§ **Dataset records on visual material**:
+ + + +

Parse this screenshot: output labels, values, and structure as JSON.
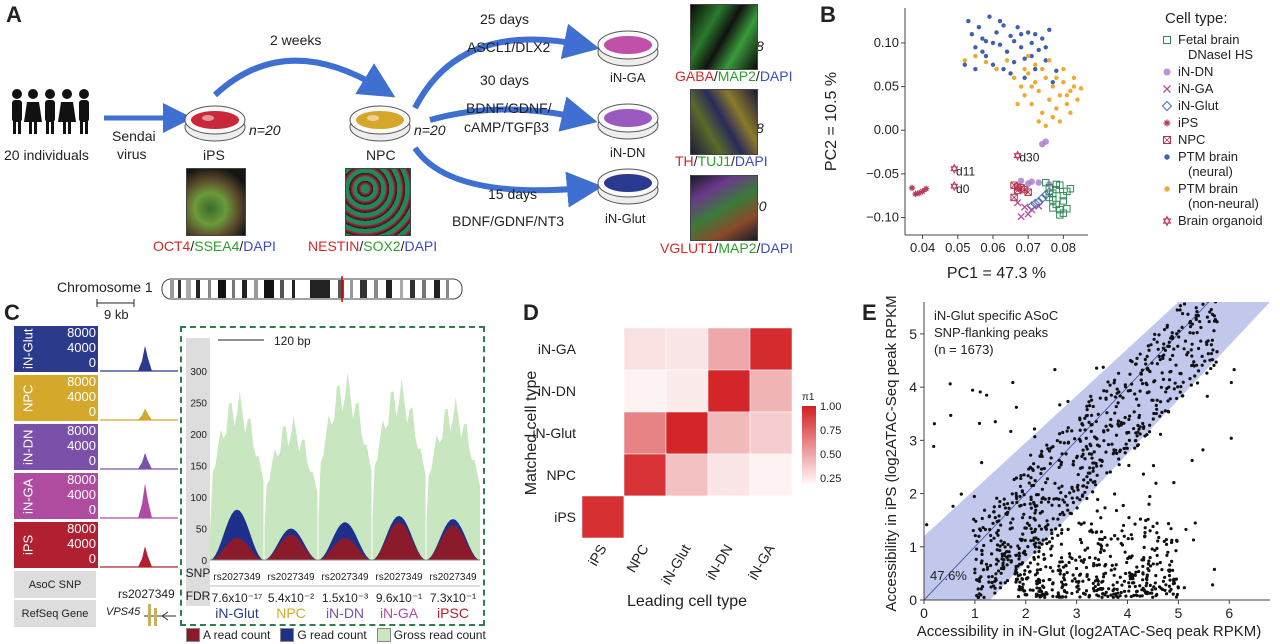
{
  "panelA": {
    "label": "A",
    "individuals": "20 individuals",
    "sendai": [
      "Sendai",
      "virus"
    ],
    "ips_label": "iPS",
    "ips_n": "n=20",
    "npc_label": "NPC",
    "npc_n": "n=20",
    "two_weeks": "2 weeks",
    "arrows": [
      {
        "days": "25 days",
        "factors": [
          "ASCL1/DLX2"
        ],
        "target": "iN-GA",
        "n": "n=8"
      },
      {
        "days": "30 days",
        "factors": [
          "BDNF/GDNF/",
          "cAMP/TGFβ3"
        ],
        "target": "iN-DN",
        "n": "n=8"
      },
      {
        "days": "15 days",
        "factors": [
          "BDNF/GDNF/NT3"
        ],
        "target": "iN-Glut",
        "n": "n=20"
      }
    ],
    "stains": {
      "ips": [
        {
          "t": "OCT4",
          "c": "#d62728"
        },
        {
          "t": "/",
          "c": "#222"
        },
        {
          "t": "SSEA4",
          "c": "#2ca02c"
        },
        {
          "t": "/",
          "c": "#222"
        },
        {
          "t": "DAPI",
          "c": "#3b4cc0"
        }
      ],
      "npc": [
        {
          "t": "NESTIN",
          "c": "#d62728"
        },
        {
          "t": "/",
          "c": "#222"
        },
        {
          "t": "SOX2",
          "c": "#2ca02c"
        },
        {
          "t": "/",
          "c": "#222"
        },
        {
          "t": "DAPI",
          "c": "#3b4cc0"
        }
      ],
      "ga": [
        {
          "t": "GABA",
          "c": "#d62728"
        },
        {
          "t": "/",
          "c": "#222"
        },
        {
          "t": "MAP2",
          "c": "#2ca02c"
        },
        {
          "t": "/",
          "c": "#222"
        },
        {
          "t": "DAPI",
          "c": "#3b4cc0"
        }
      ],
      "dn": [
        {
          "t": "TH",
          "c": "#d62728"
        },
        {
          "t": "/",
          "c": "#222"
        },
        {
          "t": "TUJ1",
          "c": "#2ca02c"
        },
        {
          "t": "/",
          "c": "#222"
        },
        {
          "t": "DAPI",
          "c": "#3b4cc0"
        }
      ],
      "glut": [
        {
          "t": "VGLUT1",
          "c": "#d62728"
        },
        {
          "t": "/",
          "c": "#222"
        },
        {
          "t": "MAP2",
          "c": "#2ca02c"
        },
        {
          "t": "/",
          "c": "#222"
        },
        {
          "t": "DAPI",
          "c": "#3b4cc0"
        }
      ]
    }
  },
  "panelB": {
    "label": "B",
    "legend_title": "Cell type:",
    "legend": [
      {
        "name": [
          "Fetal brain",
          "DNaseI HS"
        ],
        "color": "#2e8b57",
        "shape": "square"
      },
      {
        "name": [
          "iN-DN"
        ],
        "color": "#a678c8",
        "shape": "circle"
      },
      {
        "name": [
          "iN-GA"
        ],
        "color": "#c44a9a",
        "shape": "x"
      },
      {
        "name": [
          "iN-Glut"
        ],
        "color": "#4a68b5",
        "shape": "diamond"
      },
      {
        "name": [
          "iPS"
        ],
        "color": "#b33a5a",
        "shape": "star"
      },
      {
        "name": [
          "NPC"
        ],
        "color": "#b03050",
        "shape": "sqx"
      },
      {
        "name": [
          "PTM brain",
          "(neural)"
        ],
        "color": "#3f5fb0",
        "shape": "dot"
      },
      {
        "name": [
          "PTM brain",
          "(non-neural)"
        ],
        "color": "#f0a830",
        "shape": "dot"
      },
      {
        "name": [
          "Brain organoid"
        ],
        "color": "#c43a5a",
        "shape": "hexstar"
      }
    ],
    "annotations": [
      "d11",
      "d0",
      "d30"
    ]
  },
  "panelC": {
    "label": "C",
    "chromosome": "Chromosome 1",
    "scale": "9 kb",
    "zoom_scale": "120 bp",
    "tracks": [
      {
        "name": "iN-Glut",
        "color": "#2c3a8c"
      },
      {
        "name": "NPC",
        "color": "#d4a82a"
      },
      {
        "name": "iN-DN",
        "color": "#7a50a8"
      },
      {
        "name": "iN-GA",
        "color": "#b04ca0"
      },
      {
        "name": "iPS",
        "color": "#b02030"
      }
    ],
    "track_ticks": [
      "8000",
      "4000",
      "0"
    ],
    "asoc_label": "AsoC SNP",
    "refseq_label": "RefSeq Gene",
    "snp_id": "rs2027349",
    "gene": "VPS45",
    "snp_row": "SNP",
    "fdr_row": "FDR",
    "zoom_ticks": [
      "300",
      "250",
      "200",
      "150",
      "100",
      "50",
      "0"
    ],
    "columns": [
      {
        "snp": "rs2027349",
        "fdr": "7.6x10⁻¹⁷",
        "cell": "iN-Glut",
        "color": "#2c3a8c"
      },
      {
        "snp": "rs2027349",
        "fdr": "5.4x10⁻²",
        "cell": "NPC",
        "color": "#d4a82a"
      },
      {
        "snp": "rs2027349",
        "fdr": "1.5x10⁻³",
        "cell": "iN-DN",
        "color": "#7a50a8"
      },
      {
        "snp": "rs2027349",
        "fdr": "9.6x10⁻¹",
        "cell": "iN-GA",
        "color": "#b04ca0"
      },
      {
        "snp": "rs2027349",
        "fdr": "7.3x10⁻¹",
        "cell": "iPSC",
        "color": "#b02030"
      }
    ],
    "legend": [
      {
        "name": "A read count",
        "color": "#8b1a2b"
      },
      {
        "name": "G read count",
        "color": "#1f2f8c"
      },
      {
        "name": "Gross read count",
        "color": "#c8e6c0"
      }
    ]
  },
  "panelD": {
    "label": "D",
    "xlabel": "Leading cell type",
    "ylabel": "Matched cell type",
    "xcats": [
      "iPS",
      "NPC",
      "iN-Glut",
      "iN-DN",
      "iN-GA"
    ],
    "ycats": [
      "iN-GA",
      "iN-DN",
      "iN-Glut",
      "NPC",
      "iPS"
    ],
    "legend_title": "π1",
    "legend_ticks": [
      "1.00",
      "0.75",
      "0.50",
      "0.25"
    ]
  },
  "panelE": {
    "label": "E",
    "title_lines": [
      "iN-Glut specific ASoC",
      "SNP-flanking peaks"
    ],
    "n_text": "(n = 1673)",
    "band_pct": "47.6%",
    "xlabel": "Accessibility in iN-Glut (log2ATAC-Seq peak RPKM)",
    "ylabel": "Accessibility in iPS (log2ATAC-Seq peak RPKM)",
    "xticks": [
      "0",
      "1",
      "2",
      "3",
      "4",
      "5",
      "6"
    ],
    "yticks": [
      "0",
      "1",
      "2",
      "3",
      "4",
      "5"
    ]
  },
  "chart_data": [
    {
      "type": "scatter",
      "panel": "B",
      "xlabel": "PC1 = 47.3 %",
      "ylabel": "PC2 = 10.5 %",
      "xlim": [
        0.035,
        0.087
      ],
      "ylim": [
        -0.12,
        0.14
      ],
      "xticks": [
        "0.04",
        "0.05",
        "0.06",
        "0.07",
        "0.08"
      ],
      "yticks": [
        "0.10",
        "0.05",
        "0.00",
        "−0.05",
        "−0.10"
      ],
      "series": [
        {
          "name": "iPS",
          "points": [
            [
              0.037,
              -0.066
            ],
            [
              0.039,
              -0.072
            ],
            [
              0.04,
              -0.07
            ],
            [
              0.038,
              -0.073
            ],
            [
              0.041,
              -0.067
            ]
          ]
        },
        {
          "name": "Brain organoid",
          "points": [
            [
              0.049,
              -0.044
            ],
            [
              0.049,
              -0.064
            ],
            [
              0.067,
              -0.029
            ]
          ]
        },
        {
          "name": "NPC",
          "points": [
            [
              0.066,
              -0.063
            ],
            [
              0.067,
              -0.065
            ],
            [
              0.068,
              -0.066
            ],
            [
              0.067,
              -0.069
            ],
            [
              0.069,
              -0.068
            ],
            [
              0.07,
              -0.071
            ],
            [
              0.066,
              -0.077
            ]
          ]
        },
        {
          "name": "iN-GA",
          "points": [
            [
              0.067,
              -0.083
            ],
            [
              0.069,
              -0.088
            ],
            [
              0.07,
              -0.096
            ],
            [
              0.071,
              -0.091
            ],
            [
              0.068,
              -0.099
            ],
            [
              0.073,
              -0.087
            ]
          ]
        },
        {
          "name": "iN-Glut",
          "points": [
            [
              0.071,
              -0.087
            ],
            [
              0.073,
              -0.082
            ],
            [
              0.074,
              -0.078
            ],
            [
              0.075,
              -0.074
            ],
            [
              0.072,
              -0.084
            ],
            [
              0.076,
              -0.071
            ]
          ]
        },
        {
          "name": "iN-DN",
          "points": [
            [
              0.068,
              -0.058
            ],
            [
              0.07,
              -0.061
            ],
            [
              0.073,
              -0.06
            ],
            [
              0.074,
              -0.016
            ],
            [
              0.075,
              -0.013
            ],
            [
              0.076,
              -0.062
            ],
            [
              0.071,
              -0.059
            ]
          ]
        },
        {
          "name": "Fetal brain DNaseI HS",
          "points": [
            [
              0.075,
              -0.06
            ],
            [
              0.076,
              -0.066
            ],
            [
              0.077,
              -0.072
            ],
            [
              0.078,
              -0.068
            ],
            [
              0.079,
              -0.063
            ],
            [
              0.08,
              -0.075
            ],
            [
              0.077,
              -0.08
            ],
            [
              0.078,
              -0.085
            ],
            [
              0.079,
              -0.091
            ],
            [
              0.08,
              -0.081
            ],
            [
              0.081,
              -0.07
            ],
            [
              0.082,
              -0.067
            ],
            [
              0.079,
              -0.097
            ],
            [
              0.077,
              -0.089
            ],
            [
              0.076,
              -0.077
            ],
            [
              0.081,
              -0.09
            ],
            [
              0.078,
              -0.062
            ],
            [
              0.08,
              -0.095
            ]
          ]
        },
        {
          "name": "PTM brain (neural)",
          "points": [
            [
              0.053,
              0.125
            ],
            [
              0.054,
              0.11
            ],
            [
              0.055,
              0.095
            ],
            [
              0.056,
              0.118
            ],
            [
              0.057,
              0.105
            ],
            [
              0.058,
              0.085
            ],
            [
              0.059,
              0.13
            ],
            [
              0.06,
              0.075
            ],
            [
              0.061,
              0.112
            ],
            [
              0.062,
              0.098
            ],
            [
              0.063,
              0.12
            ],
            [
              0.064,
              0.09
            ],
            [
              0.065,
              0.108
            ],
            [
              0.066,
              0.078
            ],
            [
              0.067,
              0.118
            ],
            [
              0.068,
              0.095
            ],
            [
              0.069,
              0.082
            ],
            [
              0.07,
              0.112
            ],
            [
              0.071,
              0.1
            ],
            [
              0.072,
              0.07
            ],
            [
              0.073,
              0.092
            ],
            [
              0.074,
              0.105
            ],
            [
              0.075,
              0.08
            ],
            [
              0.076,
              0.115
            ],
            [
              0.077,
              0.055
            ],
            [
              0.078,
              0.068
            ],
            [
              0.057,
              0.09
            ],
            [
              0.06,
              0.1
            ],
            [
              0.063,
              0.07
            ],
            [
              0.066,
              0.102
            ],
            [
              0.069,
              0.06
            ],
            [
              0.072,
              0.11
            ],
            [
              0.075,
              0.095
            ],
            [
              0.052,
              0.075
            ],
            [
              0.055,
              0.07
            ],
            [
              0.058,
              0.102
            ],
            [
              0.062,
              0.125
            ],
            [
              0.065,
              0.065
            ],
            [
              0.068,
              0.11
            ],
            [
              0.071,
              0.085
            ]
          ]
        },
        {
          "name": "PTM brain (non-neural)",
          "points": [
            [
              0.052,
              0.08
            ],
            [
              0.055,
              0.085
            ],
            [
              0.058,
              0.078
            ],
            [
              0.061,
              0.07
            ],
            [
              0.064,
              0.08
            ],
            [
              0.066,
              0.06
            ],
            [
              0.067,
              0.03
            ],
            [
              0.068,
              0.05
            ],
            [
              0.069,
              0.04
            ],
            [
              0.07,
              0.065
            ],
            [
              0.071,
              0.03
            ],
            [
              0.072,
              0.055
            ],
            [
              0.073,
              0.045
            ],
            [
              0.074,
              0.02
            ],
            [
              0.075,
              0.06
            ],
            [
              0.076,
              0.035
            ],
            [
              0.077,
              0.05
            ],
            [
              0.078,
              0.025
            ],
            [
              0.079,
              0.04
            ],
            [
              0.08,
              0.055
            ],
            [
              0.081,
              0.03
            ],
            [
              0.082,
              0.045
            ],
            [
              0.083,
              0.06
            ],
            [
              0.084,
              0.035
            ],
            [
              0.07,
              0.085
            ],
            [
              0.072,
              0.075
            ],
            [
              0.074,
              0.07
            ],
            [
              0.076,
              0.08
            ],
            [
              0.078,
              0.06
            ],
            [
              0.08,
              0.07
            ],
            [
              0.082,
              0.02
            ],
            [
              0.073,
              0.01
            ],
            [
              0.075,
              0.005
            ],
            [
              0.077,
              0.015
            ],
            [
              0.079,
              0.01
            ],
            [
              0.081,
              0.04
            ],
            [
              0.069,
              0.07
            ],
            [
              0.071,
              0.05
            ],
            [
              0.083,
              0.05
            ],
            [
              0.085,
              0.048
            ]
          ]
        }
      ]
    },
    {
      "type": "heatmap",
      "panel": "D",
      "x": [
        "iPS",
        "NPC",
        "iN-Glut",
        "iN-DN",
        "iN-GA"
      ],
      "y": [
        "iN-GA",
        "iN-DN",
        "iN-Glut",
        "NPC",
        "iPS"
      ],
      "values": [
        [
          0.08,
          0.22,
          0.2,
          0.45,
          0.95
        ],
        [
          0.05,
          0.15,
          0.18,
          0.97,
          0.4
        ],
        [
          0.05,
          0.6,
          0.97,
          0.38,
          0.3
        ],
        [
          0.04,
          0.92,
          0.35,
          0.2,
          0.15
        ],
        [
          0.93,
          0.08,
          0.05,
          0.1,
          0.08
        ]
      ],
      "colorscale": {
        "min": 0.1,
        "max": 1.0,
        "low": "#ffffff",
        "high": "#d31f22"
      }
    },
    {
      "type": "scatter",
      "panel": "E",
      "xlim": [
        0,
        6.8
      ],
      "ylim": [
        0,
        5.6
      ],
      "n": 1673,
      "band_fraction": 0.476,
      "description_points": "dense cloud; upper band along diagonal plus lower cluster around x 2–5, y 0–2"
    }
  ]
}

+ + + +

§ **WHAT THE EXERCISE ASKS**: Go line by line through the data and copy any that contain "xlabel".

§ **SOLUTION TO THIS PROBLEM**:
    "xlabel": "Leading cell type",
    "xlabel": "Accessibility in iN-Glut (log2ATAC-Seq peak RPKM)",
      "xlabel": "PC1 = 47.3 %",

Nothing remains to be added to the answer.